Written request
Where a line below holds the string "adjusted", copy that line.

** Begin **

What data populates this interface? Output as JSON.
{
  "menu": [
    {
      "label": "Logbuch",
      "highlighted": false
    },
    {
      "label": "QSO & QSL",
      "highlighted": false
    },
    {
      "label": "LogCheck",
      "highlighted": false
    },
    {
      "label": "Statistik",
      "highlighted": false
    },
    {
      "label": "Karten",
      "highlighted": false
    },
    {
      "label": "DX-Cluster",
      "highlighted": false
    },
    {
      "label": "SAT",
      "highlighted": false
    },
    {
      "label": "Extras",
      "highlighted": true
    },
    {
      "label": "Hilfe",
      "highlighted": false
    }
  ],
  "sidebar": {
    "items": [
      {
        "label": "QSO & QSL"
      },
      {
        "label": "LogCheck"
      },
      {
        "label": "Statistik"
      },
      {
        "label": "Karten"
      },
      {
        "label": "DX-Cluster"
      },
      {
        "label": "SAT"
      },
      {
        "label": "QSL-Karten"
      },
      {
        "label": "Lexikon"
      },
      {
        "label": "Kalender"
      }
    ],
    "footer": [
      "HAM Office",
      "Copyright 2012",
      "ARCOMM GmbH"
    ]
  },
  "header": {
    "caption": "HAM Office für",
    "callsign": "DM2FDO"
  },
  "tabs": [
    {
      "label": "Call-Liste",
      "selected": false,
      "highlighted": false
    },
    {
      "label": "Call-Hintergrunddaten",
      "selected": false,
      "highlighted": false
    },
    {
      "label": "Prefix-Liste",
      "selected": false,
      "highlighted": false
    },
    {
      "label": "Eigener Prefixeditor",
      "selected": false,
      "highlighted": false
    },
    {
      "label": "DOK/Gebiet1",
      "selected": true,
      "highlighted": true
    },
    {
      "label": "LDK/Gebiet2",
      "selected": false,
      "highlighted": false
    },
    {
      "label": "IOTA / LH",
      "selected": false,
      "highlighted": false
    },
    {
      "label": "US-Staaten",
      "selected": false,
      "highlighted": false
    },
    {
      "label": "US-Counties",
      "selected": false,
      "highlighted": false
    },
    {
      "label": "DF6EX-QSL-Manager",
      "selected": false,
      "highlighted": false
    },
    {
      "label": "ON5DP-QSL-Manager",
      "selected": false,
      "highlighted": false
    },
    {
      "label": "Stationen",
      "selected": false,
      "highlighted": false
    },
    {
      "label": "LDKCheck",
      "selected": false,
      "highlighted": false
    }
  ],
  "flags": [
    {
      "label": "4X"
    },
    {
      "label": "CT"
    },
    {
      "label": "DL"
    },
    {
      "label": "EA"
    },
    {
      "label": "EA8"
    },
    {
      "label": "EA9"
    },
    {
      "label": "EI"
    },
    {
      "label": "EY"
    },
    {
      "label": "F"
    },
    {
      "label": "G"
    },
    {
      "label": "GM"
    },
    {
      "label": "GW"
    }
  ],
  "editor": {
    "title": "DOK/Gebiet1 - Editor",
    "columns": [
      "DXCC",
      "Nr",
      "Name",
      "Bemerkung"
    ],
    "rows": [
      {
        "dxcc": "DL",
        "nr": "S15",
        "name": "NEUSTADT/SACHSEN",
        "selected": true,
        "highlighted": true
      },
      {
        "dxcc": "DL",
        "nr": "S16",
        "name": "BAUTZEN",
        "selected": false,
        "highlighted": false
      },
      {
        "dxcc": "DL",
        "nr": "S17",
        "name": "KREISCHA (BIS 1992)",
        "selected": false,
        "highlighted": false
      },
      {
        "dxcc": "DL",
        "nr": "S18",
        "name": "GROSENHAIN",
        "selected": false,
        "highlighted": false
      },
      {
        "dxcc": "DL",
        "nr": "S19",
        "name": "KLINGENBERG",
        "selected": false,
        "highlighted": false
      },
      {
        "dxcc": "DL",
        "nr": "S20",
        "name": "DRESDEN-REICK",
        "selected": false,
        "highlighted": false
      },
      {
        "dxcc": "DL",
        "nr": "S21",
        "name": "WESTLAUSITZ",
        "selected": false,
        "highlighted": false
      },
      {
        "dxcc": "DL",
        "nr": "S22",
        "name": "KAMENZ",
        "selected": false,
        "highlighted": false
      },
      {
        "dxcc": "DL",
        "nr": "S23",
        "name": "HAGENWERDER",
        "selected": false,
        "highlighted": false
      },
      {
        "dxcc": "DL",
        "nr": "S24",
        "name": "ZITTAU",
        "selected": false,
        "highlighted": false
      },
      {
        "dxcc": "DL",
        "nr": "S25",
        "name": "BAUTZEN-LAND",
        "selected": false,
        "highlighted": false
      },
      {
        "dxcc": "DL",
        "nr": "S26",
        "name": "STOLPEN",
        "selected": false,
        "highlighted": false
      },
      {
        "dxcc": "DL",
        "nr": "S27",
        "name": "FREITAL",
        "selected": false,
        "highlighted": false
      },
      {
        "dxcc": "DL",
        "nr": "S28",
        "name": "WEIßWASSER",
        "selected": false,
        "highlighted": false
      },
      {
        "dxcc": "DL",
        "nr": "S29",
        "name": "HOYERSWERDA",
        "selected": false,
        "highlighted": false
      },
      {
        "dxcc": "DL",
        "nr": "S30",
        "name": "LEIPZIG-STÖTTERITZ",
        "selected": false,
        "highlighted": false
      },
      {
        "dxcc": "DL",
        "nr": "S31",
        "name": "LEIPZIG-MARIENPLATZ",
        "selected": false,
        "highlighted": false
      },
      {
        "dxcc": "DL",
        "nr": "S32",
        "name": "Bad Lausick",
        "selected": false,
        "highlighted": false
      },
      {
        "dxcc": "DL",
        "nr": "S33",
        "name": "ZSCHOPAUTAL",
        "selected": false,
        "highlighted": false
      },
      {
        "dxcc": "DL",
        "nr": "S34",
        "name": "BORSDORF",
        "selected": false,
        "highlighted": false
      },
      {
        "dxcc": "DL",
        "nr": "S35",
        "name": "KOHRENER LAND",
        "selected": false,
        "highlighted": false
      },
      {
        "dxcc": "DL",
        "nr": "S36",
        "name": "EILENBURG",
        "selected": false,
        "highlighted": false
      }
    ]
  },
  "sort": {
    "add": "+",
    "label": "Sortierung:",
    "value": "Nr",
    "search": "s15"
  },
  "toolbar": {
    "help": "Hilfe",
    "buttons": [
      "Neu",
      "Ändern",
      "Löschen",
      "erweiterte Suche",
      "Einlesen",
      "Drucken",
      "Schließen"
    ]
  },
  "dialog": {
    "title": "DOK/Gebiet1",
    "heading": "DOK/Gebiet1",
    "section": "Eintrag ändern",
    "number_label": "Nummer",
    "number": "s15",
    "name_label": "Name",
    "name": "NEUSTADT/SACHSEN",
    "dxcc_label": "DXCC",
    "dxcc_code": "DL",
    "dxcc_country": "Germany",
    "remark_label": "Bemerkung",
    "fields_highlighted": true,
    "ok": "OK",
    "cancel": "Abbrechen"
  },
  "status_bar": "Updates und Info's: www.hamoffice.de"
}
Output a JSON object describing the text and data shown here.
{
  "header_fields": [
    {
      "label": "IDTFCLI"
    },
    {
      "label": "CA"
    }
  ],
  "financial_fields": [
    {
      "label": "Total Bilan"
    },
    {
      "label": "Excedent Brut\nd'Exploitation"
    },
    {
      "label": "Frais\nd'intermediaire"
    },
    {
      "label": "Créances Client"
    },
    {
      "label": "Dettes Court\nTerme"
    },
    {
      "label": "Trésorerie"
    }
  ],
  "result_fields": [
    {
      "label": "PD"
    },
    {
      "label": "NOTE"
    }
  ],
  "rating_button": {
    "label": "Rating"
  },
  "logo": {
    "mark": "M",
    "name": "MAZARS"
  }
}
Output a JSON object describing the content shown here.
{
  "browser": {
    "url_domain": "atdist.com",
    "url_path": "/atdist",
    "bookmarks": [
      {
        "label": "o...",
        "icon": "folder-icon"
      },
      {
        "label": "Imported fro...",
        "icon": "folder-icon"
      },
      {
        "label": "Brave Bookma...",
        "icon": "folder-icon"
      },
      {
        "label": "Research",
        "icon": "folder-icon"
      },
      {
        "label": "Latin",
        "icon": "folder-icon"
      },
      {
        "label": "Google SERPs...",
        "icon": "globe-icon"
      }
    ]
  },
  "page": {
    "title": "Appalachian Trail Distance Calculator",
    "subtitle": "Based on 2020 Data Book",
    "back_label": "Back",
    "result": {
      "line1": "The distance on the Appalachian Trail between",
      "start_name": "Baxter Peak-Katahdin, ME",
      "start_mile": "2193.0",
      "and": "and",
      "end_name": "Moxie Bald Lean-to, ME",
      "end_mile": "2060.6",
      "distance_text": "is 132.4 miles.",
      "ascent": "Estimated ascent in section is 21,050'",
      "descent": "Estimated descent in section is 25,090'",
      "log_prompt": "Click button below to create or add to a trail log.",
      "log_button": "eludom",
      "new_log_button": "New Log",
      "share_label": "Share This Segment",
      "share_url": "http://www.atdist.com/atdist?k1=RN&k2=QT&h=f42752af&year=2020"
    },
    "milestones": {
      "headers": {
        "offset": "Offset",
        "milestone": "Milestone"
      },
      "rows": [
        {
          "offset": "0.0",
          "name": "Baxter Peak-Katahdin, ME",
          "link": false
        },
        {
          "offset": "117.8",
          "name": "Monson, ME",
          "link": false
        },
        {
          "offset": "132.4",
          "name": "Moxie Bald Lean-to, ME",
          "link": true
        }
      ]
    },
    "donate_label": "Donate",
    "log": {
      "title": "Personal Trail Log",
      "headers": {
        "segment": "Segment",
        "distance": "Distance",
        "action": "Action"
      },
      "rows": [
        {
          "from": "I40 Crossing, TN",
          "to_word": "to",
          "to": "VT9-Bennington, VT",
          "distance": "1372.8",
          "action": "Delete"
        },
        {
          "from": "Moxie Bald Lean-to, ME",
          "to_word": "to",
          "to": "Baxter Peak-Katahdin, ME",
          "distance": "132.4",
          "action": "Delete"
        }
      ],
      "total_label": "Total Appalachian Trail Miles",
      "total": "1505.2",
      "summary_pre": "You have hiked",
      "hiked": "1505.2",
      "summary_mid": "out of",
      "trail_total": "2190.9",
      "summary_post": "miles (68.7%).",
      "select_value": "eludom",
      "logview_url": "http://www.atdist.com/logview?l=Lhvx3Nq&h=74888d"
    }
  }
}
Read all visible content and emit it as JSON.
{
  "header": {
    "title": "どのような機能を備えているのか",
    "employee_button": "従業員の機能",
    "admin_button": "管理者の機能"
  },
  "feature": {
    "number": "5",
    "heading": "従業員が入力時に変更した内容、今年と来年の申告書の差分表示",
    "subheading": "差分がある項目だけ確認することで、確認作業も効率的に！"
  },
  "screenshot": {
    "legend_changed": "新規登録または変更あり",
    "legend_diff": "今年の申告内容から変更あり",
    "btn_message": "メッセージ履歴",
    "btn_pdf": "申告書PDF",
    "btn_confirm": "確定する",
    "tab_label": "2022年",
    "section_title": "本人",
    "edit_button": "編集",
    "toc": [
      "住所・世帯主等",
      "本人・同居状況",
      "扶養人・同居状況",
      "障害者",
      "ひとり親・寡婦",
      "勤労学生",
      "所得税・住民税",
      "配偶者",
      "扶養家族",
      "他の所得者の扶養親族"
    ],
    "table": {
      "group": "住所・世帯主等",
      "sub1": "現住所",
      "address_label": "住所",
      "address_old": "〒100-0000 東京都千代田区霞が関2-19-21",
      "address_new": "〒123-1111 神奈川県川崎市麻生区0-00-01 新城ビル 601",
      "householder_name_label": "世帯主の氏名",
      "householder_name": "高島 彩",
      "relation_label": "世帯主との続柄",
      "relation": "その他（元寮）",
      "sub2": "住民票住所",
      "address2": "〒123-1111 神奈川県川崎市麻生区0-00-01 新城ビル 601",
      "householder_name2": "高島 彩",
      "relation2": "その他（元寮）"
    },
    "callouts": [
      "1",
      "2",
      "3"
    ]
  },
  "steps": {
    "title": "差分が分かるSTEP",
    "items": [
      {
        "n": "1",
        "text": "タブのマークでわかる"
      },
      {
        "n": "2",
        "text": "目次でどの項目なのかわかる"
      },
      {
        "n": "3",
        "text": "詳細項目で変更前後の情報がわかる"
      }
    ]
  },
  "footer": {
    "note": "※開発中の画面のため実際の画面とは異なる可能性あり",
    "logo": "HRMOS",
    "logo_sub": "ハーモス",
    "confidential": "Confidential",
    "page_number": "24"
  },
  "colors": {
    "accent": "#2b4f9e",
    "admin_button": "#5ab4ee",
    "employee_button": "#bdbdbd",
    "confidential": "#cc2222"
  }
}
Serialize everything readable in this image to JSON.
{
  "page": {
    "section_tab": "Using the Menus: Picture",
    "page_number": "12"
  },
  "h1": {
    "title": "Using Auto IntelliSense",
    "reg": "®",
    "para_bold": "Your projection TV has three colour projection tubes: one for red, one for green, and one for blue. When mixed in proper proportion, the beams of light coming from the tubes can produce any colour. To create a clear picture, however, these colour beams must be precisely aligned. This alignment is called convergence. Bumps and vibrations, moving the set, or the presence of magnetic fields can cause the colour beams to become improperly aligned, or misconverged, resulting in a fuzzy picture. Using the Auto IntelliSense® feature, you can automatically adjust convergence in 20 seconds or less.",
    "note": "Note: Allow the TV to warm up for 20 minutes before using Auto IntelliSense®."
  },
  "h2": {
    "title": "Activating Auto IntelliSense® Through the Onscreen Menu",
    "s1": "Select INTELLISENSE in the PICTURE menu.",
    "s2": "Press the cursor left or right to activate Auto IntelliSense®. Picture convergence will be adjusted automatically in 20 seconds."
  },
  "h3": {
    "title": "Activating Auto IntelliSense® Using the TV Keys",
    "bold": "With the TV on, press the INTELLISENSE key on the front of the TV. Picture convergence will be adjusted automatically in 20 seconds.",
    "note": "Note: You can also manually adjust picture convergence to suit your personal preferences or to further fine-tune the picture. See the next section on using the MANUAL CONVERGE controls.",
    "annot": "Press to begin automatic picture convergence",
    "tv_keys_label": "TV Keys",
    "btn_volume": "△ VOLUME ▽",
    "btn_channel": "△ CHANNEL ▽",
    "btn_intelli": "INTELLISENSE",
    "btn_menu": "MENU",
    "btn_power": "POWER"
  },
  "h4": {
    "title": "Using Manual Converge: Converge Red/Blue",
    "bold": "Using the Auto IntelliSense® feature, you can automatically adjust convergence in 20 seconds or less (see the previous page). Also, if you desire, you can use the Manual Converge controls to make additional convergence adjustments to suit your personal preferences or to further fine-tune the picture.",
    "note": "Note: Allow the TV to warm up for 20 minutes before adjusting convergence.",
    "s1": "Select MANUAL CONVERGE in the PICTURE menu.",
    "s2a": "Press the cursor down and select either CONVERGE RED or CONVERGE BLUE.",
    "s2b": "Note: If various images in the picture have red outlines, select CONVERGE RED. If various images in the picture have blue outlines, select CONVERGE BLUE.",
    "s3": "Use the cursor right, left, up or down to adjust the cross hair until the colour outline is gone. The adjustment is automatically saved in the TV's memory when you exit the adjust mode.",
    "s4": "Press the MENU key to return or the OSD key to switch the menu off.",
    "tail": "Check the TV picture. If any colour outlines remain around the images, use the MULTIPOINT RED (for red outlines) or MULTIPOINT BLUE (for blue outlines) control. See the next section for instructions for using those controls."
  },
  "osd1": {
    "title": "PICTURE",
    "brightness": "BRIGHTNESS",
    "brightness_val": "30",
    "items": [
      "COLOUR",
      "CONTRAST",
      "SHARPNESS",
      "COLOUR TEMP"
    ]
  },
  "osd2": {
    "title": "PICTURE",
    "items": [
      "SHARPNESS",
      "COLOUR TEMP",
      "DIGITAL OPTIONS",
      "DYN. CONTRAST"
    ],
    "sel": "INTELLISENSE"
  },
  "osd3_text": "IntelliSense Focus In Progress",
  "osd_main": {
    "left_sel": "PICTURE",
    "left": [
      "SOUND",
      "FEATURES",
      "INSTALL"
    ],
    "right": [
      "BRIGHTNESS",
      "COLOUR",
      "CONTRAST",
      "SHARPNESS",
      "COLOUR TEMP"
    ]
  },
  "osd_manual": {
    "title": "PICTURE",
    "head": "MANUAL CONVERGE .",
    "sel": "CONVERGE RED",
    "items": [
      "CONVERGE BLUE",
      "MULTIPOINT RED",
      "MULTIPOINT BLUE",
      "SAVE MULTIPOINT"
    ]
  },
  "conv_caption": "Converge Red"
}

** End **

Solution to this task
    "s2": "Press the cursor left or right to activate Auto IntelliSense®. Picture convergence will be adjusted automatically in 20 seconds."
    "bold": "With the TV on, press the INTELLISENSE key on the front of the TV. Picture convergence will be adjusted automatically in 20 seconds.",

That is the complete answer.